* Begin Source records *
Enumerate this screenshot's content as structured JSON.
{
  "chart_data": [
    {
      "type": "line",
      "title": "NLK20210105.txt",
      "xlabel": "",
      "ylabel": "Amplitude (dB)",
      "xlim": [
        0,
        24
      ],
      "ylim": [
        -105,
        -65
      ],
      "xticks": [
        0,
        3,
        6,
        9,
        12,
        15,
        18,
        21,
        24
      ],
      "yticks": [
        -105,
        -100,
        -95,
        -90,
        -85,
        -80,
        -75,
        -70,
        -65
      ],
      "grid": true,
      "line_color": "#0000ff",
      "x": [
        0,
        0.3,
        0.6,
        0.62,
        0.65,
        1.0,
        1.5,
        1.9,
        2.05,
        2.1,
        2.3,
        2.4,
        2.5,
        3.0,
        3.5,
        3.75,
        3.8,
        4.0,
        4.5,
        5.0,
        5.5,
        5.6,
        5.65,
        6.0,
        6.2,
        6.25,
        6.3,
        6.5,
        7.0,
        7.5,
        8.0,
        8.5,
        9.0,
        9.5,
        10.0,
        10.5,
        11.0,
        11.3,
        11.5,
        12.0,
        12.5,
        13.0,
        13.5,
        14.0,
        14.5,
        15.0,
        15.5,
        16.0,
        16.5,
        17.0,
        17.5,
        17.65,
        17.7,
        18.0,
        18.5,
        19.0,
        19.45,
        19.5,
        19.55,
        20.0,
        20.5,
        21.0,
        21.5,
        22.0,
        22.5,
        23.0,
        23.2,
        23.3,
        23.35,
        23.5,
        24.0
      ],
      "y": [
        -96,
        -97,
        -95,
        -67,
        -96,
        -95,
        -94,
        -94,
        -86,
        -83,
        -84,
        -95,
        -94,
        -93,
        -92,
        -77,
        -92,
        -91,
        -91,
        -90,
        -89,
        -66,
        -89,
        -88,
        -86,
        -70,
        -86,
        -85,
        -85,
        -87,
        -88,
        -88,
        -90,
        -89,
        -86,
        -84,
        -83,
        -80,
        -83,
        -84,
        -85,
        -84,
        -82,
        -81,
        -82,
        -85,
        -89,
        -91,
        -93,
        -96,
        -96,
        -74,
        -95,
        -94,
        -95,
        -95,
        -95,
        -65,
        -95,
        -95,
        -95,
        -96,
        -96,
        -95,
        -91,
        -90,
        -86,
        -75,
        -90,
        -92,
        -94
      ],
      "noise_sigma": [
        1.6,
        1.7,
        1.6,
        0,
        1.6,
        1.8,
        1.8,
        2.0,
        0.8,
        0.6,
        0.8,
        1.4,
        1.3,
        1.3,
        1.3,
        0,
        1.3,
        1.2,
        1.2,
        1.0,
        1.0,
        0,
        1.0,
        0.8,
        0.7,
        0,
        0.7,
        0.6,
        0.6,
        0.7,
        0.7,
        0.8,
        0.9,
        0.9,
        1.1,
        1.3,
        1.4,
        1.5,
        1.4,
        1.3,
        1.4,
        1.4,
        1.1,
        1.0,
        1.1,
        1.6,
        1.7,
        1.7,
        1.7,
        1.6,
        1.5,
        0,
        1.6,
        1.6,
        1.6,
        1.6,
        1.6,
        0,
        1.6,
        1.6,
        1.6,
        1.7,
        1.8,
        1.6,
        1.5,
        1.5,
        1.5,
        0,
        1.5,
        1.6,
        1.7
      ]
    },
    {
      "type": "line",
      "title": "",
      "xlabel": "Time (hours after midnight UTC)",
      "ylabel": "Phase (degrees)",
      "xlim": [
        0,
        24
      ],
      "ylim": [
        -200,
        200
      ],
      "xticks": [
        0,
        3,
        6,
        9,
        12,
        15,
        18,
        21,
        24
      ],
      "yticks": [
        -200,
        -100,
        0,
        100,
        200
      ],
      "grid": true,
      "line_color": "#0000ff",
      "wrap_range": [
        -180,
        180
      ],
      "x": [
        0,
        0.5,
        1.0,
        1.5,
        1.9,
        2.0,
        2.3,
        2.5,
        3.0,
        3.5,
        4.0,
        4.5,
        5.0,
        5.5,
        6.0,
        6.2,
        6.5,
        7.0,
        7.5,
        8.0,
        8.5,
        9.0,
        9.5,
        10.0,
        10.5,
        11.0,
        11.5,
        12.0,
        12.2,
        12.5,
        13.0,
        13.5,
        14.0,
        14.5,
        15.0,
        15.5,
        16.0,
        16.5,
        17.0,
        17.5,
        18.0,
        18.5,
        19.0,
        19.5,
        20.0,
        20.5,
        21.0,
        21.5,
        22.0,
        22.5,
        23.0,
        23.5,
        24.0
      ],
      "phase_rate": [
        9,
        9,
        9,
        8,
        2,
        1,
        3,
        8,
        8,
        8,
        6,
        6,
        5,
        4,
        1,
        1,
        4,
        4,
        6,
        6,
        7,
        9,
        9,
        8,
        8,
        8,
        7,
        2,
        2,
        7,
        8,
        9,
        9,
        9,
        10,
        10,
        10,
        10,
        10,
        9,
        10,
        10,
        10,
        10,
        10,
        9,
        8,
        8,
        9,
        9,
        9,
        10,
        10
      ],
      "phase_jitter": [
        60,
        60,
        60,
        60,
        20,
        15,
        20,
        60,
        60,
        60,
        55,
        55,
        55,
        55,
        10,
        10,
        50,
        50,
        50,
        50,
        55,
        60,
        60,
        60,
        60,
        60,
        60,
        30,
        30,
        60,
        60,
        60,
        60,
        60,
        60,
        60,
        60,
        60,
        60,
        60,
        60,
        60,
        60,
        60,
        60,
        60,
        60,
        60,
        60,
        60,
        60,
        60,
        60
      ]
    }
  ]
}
* End Source records *
Work to complete
Look through the entries above and report the number of lines that contain "xlabel". Write only the number.

Task output
2